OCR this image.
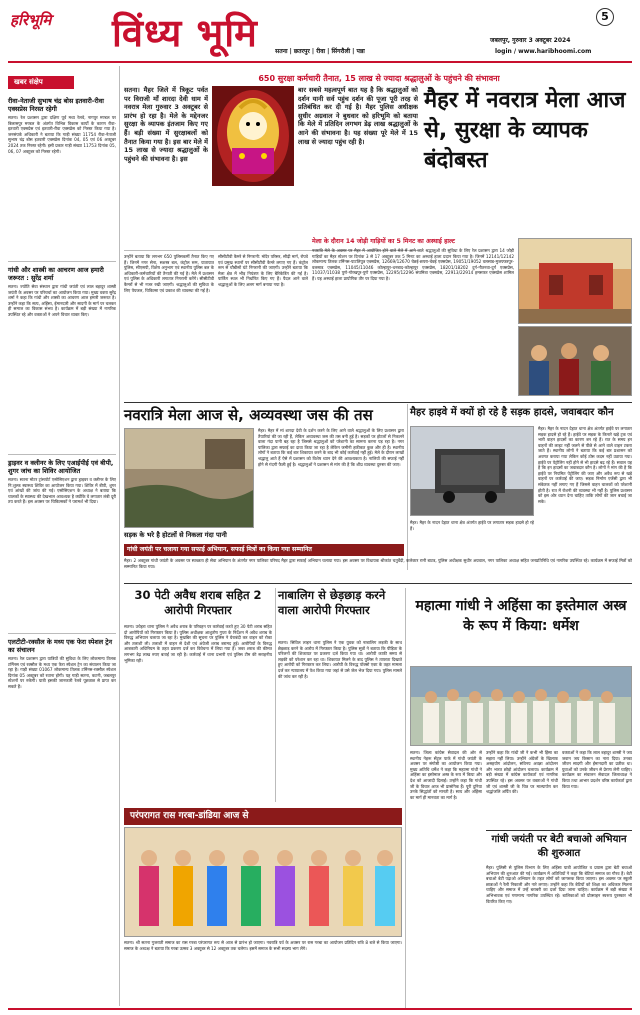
हरिभूमि विंध्य भूमि	5
जबलपुर, गुरुवार 3 अक्टूबर 2024
login / www.haribhoomi.com
सतना | छतरपुर | रीवा | सिंगरौली | पन्ना
खबर संक्षेप
रीवा-नेताजी सुभाष चंद्र बोस इतवारी-रीवा एक्सप्रेस निरस्त रहेगी
सतना। रेल प्रशासन द्वारा दक्षिण पूर्व मध्य रेलवे, नागपुर मण्डल पर बिलासपुर मण्डल के अंतर्गत विभिन्न विकास कार्यों के कारण रीवा-इतवारी एक्सप्रेस एवं इतवारी-रीवा एक्सप्रेस को निरस्त किया गया है। जनसंपर्क अधिकारी ने बताया कि गाड़ी संख्या 11754 रीवा-नेताजी सुभाष चंद्र बोस इतवारी एक्सप्रेस दिनांक 04, 05 एवं 06 अक्टूबर 2024 तक निरस्त रहेगी। इसी प्रकार गाड़ी संख्या 11753 दिनांक 05, 06, 07 अक्टूबर को निरस्त रहेगी।
गांधी और शास्त्री का आचरण आज हमारी जरूरत : सुरेंद्र शर्मा
सतना। ज्योति सेवा संस्थान द्वारा गांधी जयंती एवं लाल बहादुर शास्त्री जयंती के अवसर पर परिचर्चा का आयोजन किया गया। मुख्य वक्ता सुरेंद्र शर्मा ने कहा कि गांधी और शास्त्री का आचरण आज हमारी जरूरत है। उन्होंने कहा कि सत्य, अहिंसा, ईमानदारी और सादगी के मार्ग पर चलकर ही समाज का विकास संभव है। कार्यक्रम में बड़ी संख्या में नागरिक उपस्थित रहे और वक्ताओं ने अपने विचार व्यक्त किए।
ड्राइवर व क्लीनर के लिए एआईपीई एवं बीपी, शुगर जांच का शिविर आयोजित
सतना। सतना मोटर ट्रांसपोर्ट एसोसिएशन द्वारा ड्राइवर व क्लीनर के लिए नि:शुल्क स्वास्थ्य शिविर का आयोजन किया गया। शिविर में बीपी, शुगर एवं आंखों की जांच की गई। एसोसिएशन के अध्यक्ष ने बताया कि चालकों के स्वास्थ्य की देखभाल आवश्यक है क्योंकि वे लगातार लंबी दूरी तय करते हैं। इस अवसर पर चिकित्सकों ने परामर्श भी दिया।
एलटीटी-रक्सौल के मध्य एक फेरा स्पेशल ट्रेन का संचालन
सतना। रेल प्रशासन द्वारा यात्रियों की सुविधा के लिए लोकमान्य तिलक टर्मिनस एवं रक्सौल के मध्य एक फेरा स्पेशल ट्रेन का संचालन किया जा रहा है। गाड़ी संख्या 01067 लोकमान्य तिलक टर्मिनस-रक्सौल स्पेशल दिनांक 05 अक्टूबर को रवाना होगी। यह गाड़ी सतना, कटनी, जबलपुर स्टेशनों पर रुकेगी। यात्री इसकी जानकारी रेलवे पूछताछ से प्राप्त कर सकते हैं।
650 सुरक्षा कर्मचारी तैनात, 15 लाख से ज्यादा श्रद्धालुओं के पहुंचने की संभावना
सतना। मैहर जिले में त्रिकूट पर्वत पर विराजी माँ शारदा देवी धाम में नवरात्र मेला गुरुवार 3 अक्टूबर से प्रारंभ हो रहा है। मेले के मद्देनजर सुरक्षा के व्यापक इंतजाम किए गए हैं। बड़ी संख्या में सुरक्षाबलों को तैनात किया गया है। इस बार मेले में 15 लाख से ज्यादा श्रद्धालुओं के पहुंचने की संभावना है। इस
बार सबसे महत्वपूर्ण बात यह है कि श्रद्धालुओं को दर्शन यानी सर्व पहुंच दर्शन की पूजा पूरी तरह से प्रतिबंधित कर दी गई है। मैहर पुलिस अधीक्षक सुधीर अग्रवाल ने बुधवार को हरिभूमि को बताया कि मेले में प्रतिदिन लगभग डेढ़ लाख श्रद्धालुओं के आने की संभावना है। यह संख्या पूरे मेले में 15 लाख से ज्यादा पहुंच रही है।
मैहर में नवरात्र मेला आज से, सुरक्षा के व्यापक बंदोबस्त
उन्होंने बताया कि लगभग 650 पुलिसकर्मी तैनात किए गए हैं। जिनमें नगर सेना, सशस्त्र बल, कंट्रोल रूम, यातायात पुलिस, सीएसपी, विशेष अनुभाग एवं स्थानीय पुलिस बल के अधिकारी-कर्मचारियों की तैनाती की गई है। मेले में प्रशासन एवं पुलिस के अधिकारी लगातार निगरानी करेंगे। सीसीटीवी कैमरों से भी नजर रखी जाएगी। श्रद्धालुओं की सुविधा के लिए पेयजल, चिकित्सा एवं प्रकाश की व्यवस्था की गई है।
सीसीटीवी कैमरे से निगरानी: मंदिर परिसर, सीढ़ी मार्ग, रोपवे एवं प्रमुख स्थानों पर सीसीटीवी कैमरे लगाए गए हैं। कंट्रोल रूम से चौबीसों घंटे निगरानी की जाएगी। उन्होंने बताया कि मेला क्षेत्र में भीड़ नियंत्रण के लिए बैरिकेडिंग की गई है। पार्किंग स्थल भी निर्धारित किए गए हैं। पैदल आने वाले श्रद्धालुओं के लिए अलग मार्ग बनाया गया है।
मेला के दौरान 14 जोड़ी गाड़ियों का 5 मिनट का अस्थाई हाल्ट
नवरात्रि मेले के अवसर पर मैहर में आयोजित होने वाले मेले में आने वाले श्रद्धालुओं की सुविधा के लिए रेल प्रशासन द्वारा 14 जोड़ी गाड़ियों का मैहर स्टेशन पर दिनांक 3 से 17 अक्टूबर तक 5 मिनट का अस्थाई हाल्ट प्रदान किया गया है। जिनमें 12141/12142 लोकमान्य तिलक टर्मिनस-पाटलिपुत्र एक्सप्रेस, 12669/12670 चेन्नई-छपरा-चेन्नई एक्सप्रेस, 19051/19052 वलसाड-मुजफ्फरपुर-वलसाड एक्सप्रेस, 11045/11046 कोल्हापुर-धनबाद-कोल्हापुर एक्सप्रेस, 18201/18202 दुर्ग-नौतनवा-दुर्ग एक्सप्रेस, 11037/11038 पुणे-गोरखपुर-पुणे एक्सप्रेस, 12295/12296 संघमित्रा एक्सप्रेस, 22913/22914 हमसफर एक्सप्रेस शामिल हैं। यह अस्थाई हाल्ट प्रायोगिक तौर पर दिया गया है।
नवरात्रि मेला आज से, अव्यवस्था जस की तस
सड़क के भरे है होटलों से निकला गंदा पानी
मैहर। मैहर में मां शारदा देवी के दर्शन करने के लिए आने वाले श्रद्धालुओं के लिए प्रशासन द्वारा तैयारियां की जा रही हैं, लेकिन अव्यवस्था जस की तस बनी हुई है। सड़कों पर होटलों से निकलने वाला गंदा पानी बह रहा है जिससे श्रद्धालुओं को परेशानी का सामना करना पड़ रहा है। नगर पालिका द्वारा सफाई का दावा किया जा रहा है लेकिन जमीनी हकीकत कुछ और ही है। स्थानीय लोगों ने बताया कि कई बार शिकायत करने के बाद भी कोई कार्रवाई नहीं हुई। मेले के दौरान लाखों श्रद्धालु आते हैं ऐसे में प्रशासन को विशेष ध्यान देने की आवश्यकता है। नालियों की सफाई नहीं होने से गंदगी फैली हुई है। श्रद्धालुओं ने प्रशासन से मांग की है कि शीघ्र व्यवस्था दुरुस्त की जाए।
मैहर हाइवे में क्यों हो रहे है सड़क हादसे, जवाबदार कौन
मैहर। मैहर के नादन देहात थाना क्षेत्र अंतर्गत हाईवे पर लगातार सड़क हादसे हो रहे हैं।
मैहर। मैहर के नादन देहात थाना क्षेत्र अंतर्गत हाईवे पर लगातार सड़क हादसे हो रहे हैं। हाईवे पर सड़क के किनारे खड़े ट्रक एवं भारी वाहन हादसों का कारण बन रहे हैं। रात के समय इन वाहनों की लाइट नहीं जलने से पीछे से आने वाले वाहन टकरा जाते हैं। स्थानीय लोगों ने बताया कि कई बार प्रशासन को अवगत कराया गया लेकिन कोई ठोस कदम नहीं उठाया गया। हाईवे पर पेट्रोलिंग नहीं होने से भी हादसे बढ़ रहे हैं। सवाल यह है कि इन हादसों का जवाबदार कौन है। लोगों ने मांग की है कि हाईवे पर नियमित पेट्रोलिंग की जाए और अवैध रूप से खड़े वाहनों पर कार्रवाई की जाए। सड़क निर्माण एजेंसी द्वारा भी संकेतक नहीं लगाए गए हैं जिससे वाहन चालकों को परेशानी होती है। रात में रोशनी की व्यवस्था भी नहीं है। पुलिस प्रशासन को इस ओर ध्यान देना चाहिए ताकि लोगों की जान बचाई जा सके।
गांधी जयंती पर चलाया गया सफाई अभियान, सफाई मित्रों का किया गया सम्मानित
मैहर। 2 अक्टूबर गांधी जयंती के अवसर पर स्वच्छता ही सेवा अभियान के अंतर्गत नगर पालिका परिषद मैहर द्वारा सफाई अभियान चलाया गया। इस अवसर पर विधायक श्रीकांत चतुर्वेदी, कलेक्टर रानी बाटड, पुलिस अधीक्षक सुधीर अग्रवाल, नगर पालिका अध्यक्ष सहित जनप्रतिनिधि एवं नागरिक उपस्थित रहे। कार्यक्रम में सफाई मित्रों को सम्मानित किया गया।
30 पेटी अवैध शराब सहित 2 आरोपी गिरफ्तार
सतना। उचेहरा थाना पुलिस ने अवैध शराब के परिवहन पर कार्रवाई करते हुए 30 पेटी शराब सहित दो आरोपियों को गिरफ्तार किया है। पुलिस अधीक्षक आशुतोष गुप्ता के निर्देशन में अवैध शराब के विरुद्ध अभियान चलाया जा रहा है। मुखबिर की सूचना पर पुलिस ने घेराबंदी कर वाहन को रोका और तलाशी ली। तलाशी में वाहन से देशी एवं अंग्रेजी शराब बरामद हुई। आरोपियों के विरुद्ध आबकारी अधिनियम के तहत प्रकरण दर्ज कर विवेचना में लिया गया है। जब्त शराब की कीमत लगभग डेढ़ लाख रुपए बताई जा रही है। कार्रवाई में थाना प्रभारी एवं पुलिस टीम की सराहनीय भूमिका रही।
नाबालिग से छेड़छाड़ करने वाला आरोपी गिरफ्तार
सतना। सिविल लाइन थाना पुलिस ने एक युवक को नाबालिग लड़की के साथ छेड़छाड़ करने के आरोप में गिरफ्तार किया है। पुलिस सूत्रों ने बताया कि पीड़िता के परिजनों की शिकायत पर प्रकरण दर्ज किया गया था। आरोपी काफी समय से लड़की को परेशान कर रहा था। शिकायत मिलने के बाद पुलिस ने तत्परता दिखाते हुए आरोपी को गिरफ्तार कर लिया। आरोपी के विरुद्ध पॉक्सो एक्ट के तहत मामला दर्ज कर न्यायालय में पेश किया गया जहां से उसे जेल भेज दिया गया। पुलिस मामले की जांच कर रही है।
महात्मा गांधी ने अहिंसा का इस्तेमाल अस्त्र के रूप में किया: धर्मेश
सतना। जिला कांग्रेस सेवादल की ओर से स्थानीय नेहरू सेंट्रल पार्क में गांधी जयंती के अवसर पर संगोष्ठी का आयोजन किया गया। मुख्य अतिथि धर्मेश ने कहा कि महात्मा गांधी ने अहिंसा का इस्तेमाल अस्त्र के रूप में किया और देश को आजादी दिलाई। उन्होंने कहा कि गांधी जी के विचार आज भी प्रासंगिक हैं। पूरी दुनिया उनके सिद्धांतों को मानती है। सत्य और अहिंसा का मार्ग ही मानवता का मार्ग है।
उन्होंने कहा कि गांधी जी ने कभी भी हिंसा का सहारा नहीं लिया। उन्होंने अंग्रेजों के खिलाफ असहयोग आंदोलन, सविनय अवज्ञा आंदोलन और भारत छोड़ो आंदोलन चलाया। कार्यक्रम में बड़ी संख्या में कांग्रेस कार्यकर्ता एवं नागरिक उपस्थित रहे। इस अवसर पर वक्ताओं ने गांधी जी एवं शास्त्री जी के चित्र पर माल्यार्पण कर श्रद्धांजलि अर्पित की।
वक्ताओं ने कहा कि लाल बहादुर शास्त्री ने जय जवान जय किसान का नारा दिया। उनका जीवन सादगी और ईमानदारी का प्रतीक था। युवाओं को उनके जीवन से प्रेरणा लेनी चाहिए। कार्यक्रम का संचालन सेवादल जिलाध्यक्ष ने किया तथा आभार प्रदर्शन वरिष्ठ कार्यकर्ता द्वारा किया गया।
गांधी जयंती पर बेटी बचाओ अभियान की शुरुआत
मैहर। पुलिसी से पुलिस विभाग के लिए अहिंसा यात्री आयोजित व प्रयास द्वारा बेटी बचाओ अभियान की शुरुआत की गई। कार्यक्रम में अतिथियों ने कहा कि बेटियां समाज का गौरव हैं। बेटी बचाओ बेटी पढ़ाओ अभियान के तहत लोगों को जागरूक किया जाएगा। इस अवसर पर स्कूली छात्राओं ने रैली निकाली और नारे लगाए। उन्होंने कहा कि बेटियों को शिक्षा का अधिकार मिलना चाहिए और समाज में उन्हें बराबरी का दर्जा दिया जाना चाहिए। कार्यक्रम में बड़ी संख्या में अभिभावक एवं गणमान्य नागरिक उपस्थित रहे। बालिकाओं को प्रोत्साहन स्वरूप पुरस्कार भी वितरित किए गए।
परंपरागत रास गरबा-डांडिया आज से
सतना। श्री सतना गुजराती समाज का रास गरबा परंपरागत रूप से आज से प्रारंभ हो जाएगा। नवरात्रि पर्व के अवसर पर रास गरबा का आयोजन प्रतिदिन रात्रि 8 बजे से किया जाएगा। समाज के अध्यक्ष ने बताया कि गरबा उत्सव 3 अक्टूबर से 12 अक्टूबर तक चलेगा। इसमें समाज के सभी सदस्य भाग लेंगे।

• • • • •

● Exercise requirements: From the entries above, return each line with the word "जबलप" in it.

● Task answer:
जबलपुर, गुरुवार 3 अक्टूबर 2024
सतना। रेल प्रशासन द्वारा यात्रियों की सुविधा के लिए लोकमान्य तिलक टर्मिनस एवं रक्सौल के मध्य एक फेरा स्पेशल ट्रेन का संचालन किया जा रहा है। गाड़ी संख्या 01067 लोकमान्य तिलक टर्मिनस-रक्सौल स्पेशल दिनांक 05 अक्टूबर को रवाना होगी। यह गाड़ी सतना, कटनी, जबलपुर स्टेशनों पर रुकेगी। यात्री इसकी जानकारी रेलवे पूछताछ से प्राप्त कर सकते हैं।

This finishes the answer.